======== Material provided ========

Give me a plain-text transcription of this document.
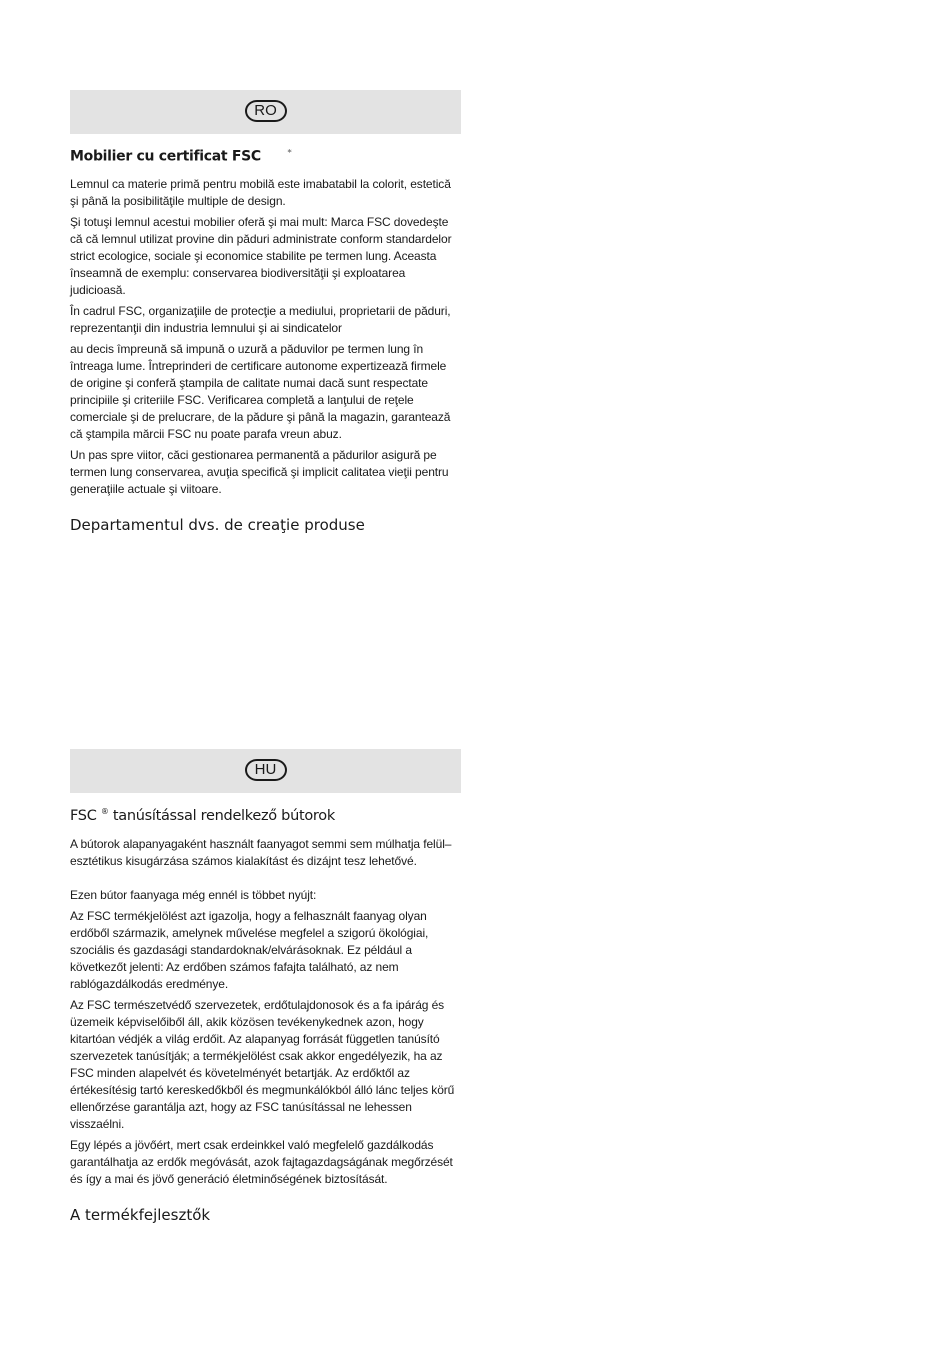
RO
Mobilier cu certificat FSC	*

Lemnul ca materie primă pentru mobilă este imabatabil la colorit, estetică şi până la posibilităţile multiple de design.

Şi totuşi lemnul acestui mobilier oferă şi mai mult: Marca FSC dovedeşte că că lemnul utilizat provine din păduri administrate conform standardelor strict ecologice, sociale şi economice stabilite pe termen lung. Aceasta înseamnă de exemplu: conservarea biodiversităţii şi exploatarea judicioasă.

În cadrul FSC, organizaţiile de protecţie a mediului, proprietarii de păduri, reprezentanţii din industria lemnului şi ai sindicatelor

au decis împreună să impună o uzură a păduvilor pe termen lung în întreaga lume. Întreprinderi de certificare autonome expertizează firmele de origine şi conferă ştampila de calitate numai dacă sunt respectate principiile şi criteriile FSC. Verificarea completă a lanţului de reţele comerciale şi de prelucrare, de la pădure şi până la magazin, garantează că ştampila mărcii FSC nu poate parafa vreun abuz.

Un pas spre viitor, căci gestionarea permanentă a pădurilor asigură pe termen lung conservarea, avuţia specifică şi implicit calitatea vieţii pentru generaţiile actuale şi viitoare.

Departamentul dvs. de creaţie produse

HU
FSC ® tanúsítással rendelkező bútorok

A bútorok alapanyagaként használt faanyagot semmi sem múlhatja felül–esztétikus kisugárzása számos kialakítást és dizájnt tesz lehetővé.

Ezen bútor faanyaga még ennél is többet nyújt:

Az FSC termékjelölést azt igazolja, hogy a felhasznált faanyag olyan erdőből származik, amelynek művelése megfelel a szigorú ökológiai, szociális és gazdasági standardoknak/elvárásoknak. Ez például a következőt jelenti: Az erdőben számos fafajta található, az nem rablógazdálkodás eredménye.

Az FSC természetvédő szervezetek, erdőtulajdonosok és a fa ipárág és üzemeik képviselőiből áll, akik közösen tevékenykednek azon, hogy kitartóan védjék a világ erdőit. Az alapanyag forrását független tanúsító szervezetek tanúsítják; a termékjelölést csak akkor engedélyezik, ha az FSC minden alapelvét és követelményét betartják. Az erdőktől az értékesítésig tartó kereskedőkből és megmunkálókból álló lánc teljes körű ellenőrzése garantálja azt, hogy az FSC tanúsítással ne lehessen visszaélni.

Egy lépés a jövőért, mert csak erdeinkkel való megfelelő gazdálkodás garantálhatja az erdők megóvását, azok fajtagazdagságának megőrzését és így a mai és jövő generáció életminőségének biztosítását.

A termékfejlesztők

========
======== Material provided ========

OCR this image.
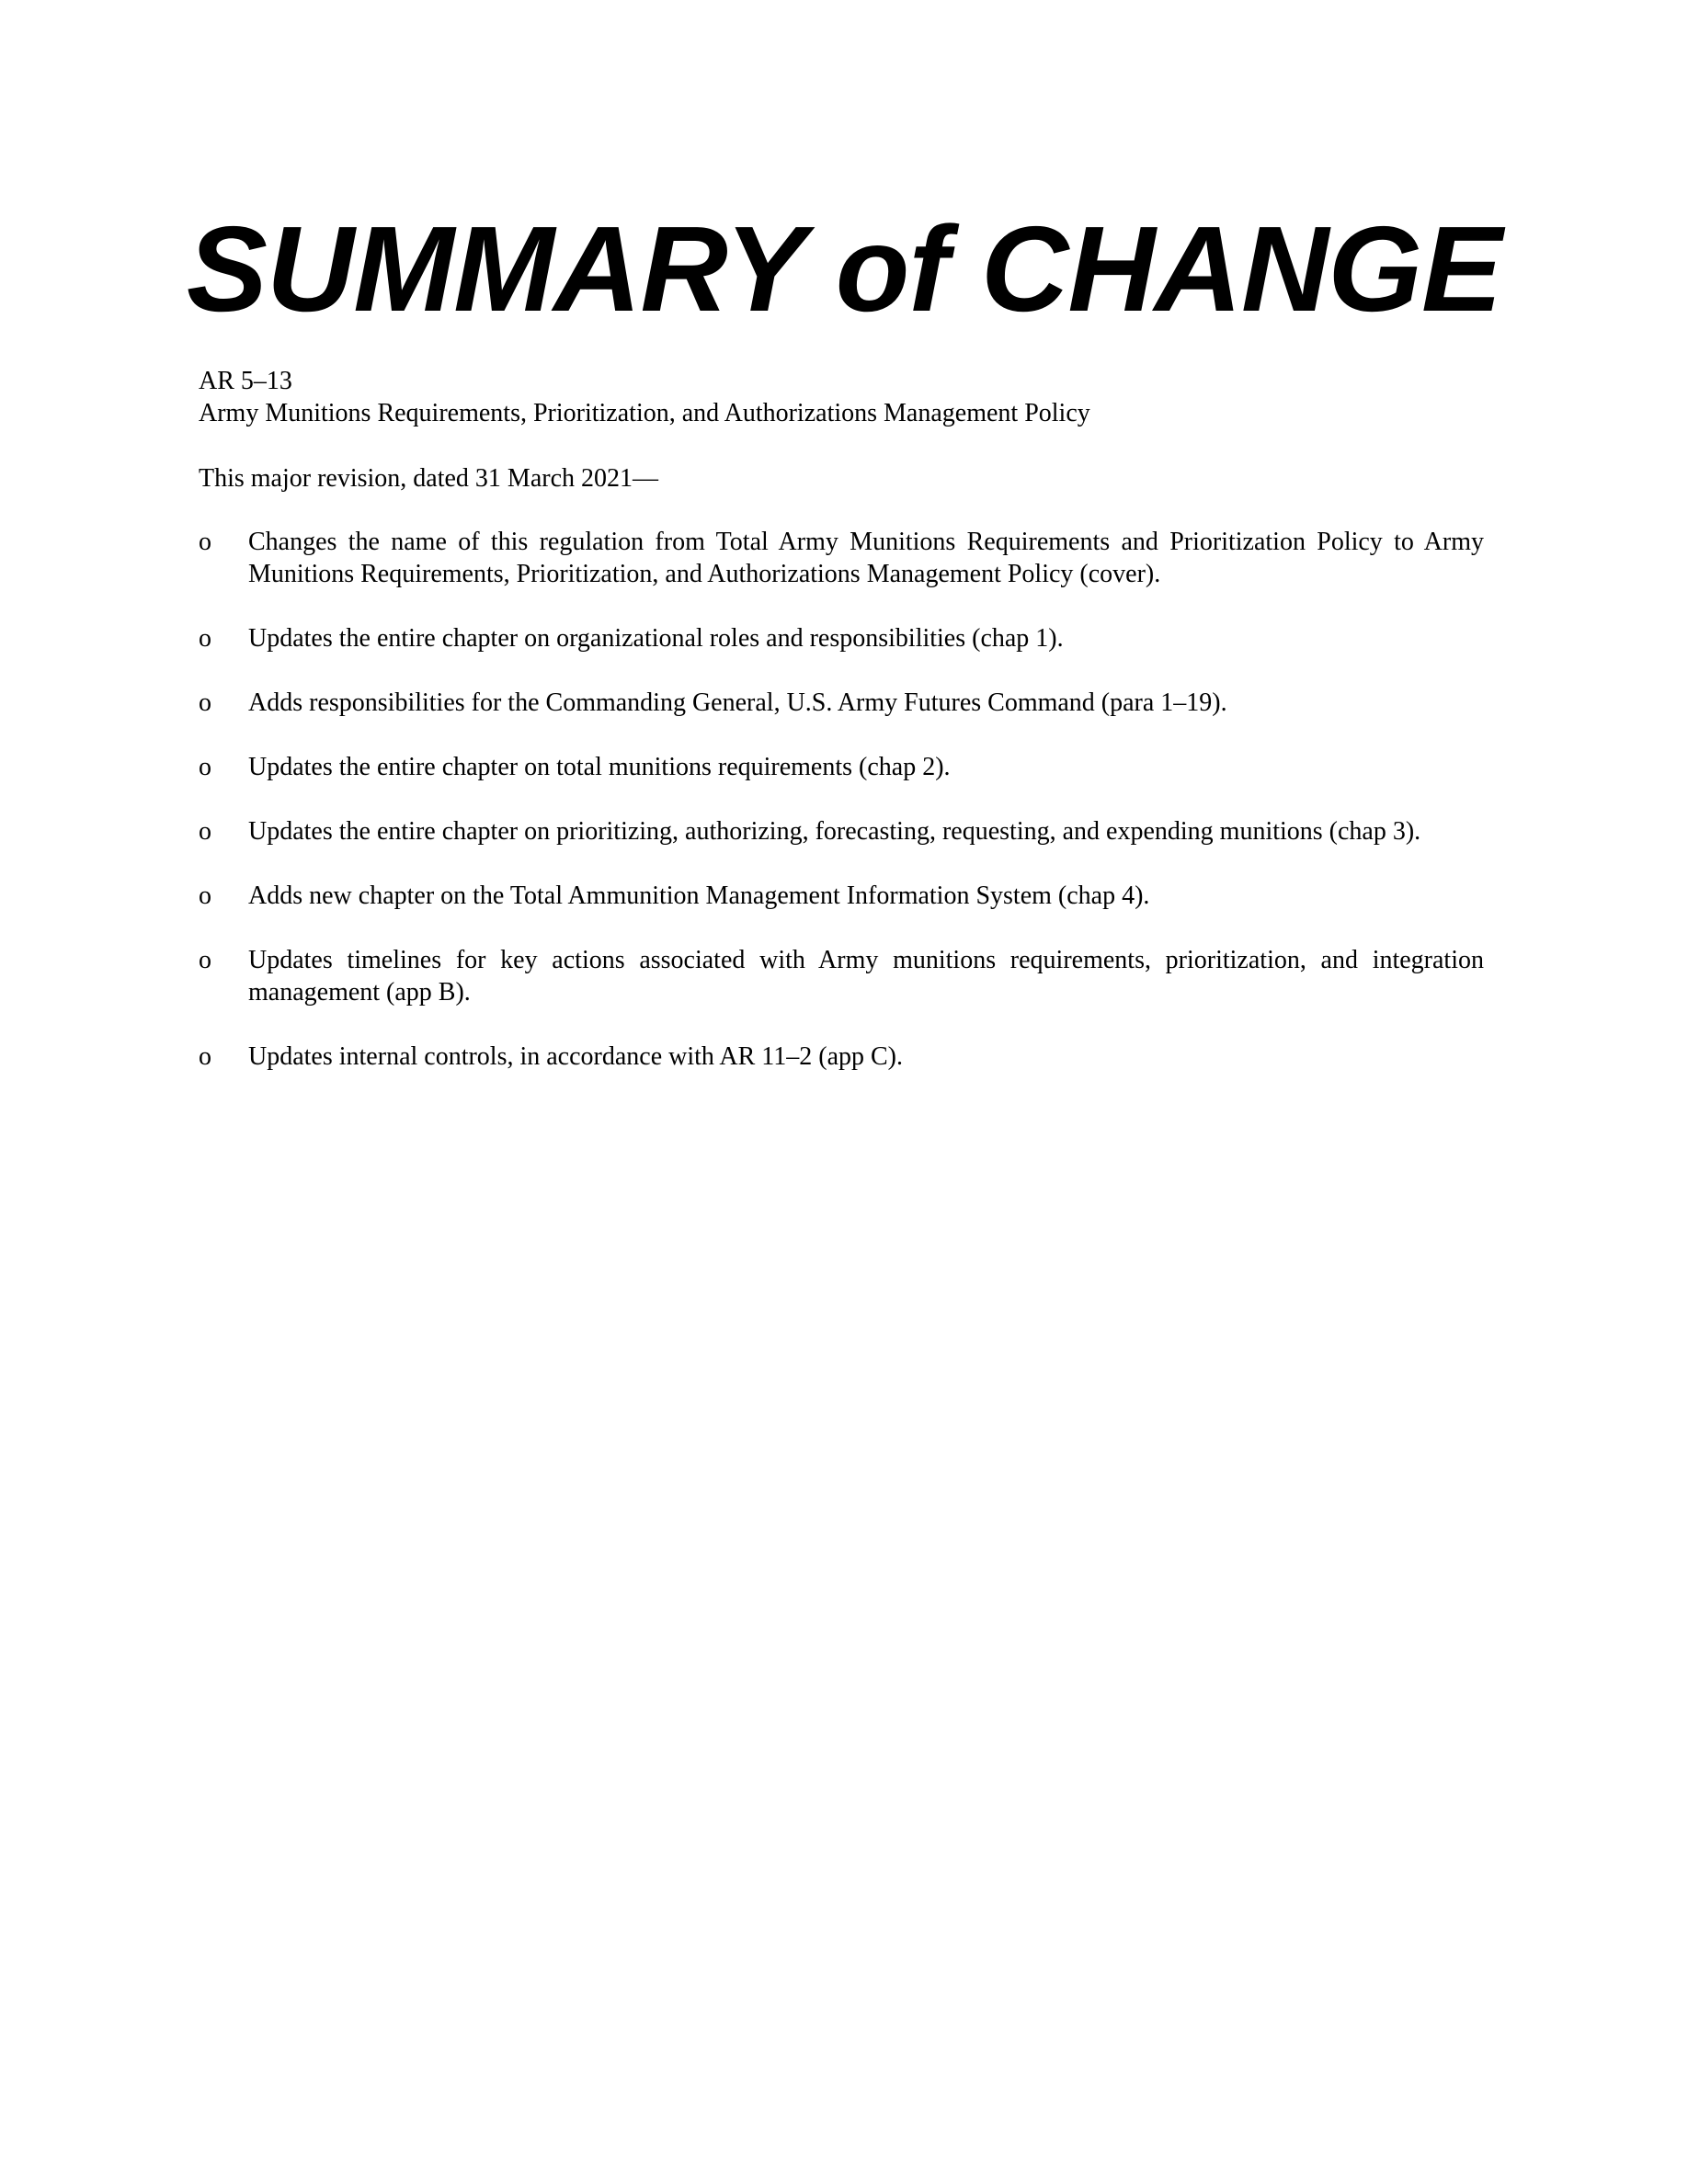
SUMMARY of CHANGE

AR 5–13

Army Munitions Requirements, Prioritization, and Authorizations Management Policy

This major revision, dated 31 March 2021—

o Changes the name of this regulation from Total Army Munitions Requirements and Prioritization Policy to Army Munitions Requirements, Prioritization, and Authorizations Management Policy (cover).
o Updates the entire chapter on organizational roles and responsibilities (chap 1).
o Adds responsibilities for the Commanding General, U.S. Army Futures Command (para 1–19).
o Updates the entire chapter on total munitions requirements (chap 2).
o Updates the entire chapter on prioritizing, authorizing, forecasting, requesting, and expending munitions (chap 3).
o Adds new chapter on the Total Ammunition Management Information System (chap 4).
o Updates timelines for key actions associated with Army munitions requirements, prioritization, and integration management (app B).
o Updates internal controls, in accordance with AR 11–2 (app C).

========

Aim of the exercise: Pull out all lines in the data above that include "hogy".

Exercise solution:
Az FSC termékjelölést azt igazolja, hogy a felhasznált faanyag olyan erdőből származik, amelynek művelése megfelel a szigorú ökológiai, szociális és gazdasági standardoknak/elvárásoknak. Ez például a következőt jelenti: Az erdőben számos fafajta található, az nem rablógazdálkodás eredménye.
Az FSC természetvédő szervezetek, erdőtulajdonosok és a fa ipárág és üzemeik képviselőiből áll, akik közösen tevékenykednek azon, hogy kitartóan védjék a világ erdőit. Az alapanyag forrását független tanúsító szervezetek tanúsítják; a termékjelölést csak akkor engedélyezik, ha az FSC minden alapelvét és követelményét betartják. Az erdőktől az értékesítésig tartó kereskedőkből és megmunkálókból álló lánc teljes körű ellenőrzése garantálja azt, hogy az FSC tanúsítással ne lehessen visszaélni.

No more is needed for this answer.